TEXTO DO EXERCÍCIO |
- - -

O Exército de Israel afirmou na madrugada deste sábado, 28 de março, que identificou o lançamento de um míssil a partir do Iêmen em direção ao território israelense. Segundo a Reuters, foi a primeira vez que um míssil foi lançado do Iêmen desde o início da guerra desencadeada há cerca de um mês pelos ataques de EUA e Israel contra o Irã.

A notícia ganhou peso imediato porque o lançamento ocorreu poucas horas depois de os houthis, grupo alinhado ao Irã e baseado no Iêmen, afirmarem que estavam prontos para uma intervenção militar direta caso houvesse nova escalada contra o Irã e o chamado “eixo da resistência”. Em comunicado televisionado na sexta-feira, o porta-voz militar Yahya Saree disse que os “dedos estão no gatilho” para uma ação direta sob determinadas condições.

- - -

SEÇÃO DE DADOS |
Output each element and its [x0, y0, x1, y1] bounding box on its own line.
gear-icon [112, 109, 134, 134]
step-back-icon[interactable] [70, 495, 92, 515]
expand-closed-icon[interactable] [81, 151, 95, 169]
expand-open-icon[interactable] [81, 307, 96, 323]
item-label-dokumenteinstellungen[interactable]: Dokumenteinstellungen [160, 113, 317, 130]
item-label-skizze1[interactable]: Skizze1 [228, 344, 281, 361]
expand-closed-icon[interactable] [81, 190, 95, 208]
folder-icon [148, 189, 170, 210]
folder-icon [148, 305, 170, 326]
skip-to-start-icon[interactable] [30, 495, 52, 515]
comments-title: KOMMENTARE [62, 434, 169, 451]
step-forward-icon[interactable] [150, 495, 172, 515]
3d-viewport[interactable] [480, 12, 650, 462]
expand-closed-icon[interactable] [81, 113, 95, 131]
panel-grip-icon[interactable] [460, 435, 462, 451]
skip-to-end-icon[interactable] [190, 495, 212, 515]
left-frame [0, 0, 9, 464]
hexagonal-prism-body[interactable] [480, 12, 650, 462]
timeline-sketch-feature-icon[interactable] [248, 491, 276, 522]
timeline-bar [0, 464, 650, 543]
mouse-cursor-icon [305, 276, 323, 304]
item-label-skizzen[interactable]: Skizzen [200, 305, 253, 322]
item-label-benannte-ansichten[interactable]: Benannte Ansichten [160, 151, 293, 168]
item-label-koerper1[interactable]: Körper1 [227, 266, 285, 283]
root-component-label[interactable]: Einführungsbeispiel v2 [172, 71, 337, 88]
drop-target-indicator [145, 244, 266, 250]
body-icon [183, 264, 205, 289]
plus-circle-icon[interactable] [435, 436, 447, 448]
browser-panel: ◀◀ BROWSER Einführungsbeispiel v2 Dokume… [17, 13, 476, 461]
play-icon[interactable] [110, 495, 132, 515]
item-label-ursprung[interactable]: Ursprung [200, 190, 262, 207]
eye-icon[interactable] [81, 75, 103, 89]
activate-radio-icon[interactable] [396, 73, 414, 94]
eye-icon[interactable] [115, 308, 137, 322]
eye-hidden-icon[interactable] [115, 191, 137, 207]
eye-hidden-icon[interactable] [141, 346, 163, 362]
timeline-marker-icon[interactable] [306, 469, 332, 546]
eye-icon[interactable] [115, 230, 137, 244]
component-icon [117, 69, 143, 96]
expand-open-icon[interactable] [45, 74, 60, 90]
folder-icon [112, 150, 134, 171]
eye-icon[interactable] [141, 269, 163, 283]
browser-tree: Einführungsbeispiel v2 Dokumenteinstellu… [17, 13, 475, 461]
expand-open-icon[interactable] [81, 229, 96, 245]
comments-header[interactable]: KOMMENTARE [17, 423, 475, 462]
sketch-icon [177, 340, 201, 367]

- - -

AÇÕES NECESSÁRIAS |
1. Na notícia sobre o míssil lançado do Iêmen, quem é o porta-voz militar que falou em comunicado televisionado na sexta-feira?
2. Prossiga a notícia sobre o míssil lançado do Iêmen a partir do ponto em que ela termina.

RESPOSTAS DO EXERCÍCIO |
1. Yahya Saree.

2.
Até então, os houthis ainda não haviam entrado diretamente nesta guerra específica, apesar de já terem histórico de ataques com mísseis e drones contra Israel e de ofensivas contra rotas marítimas no Mar Vermelho após a guerra de Gaza iniciada em 2023. A Reuters destaca que o grupo havia suspendido esses ataques depois do cessar-fogo mediado pelos EUA entre Israel e Hamas em outubro de 2025.

O ponto central desta nova ofensiva é que ela amplia o risco de uma regionalização ainda maior do conflito. A entrada efetiva dos houthis aumenta a pressão sobre Israel em outra frente e recoloca no radar o risco sobre corredores marítimos ao redor da Península Arábica e do Mar Vermelho, área em que o grupo já demonstrou capacidade de disrupção.

A escalada ocorre num momento em que a guerra já se espalhou pelo Oriente Médio. Outra reportagem da Reuters publicada também neste sábado informa que, um mês após o início dos ataques contra o Irã, o confronto já atingiu vários teatros regionais, matou milhares de pessoas e provocou forte choque sobre energia e economia global. No mesmo contexto, a agência observou que Israel informou estar atacando Teerã enquanto também se defendia de mísseis vindos do Irã e, agora, de um projétil lançado do Iêmen.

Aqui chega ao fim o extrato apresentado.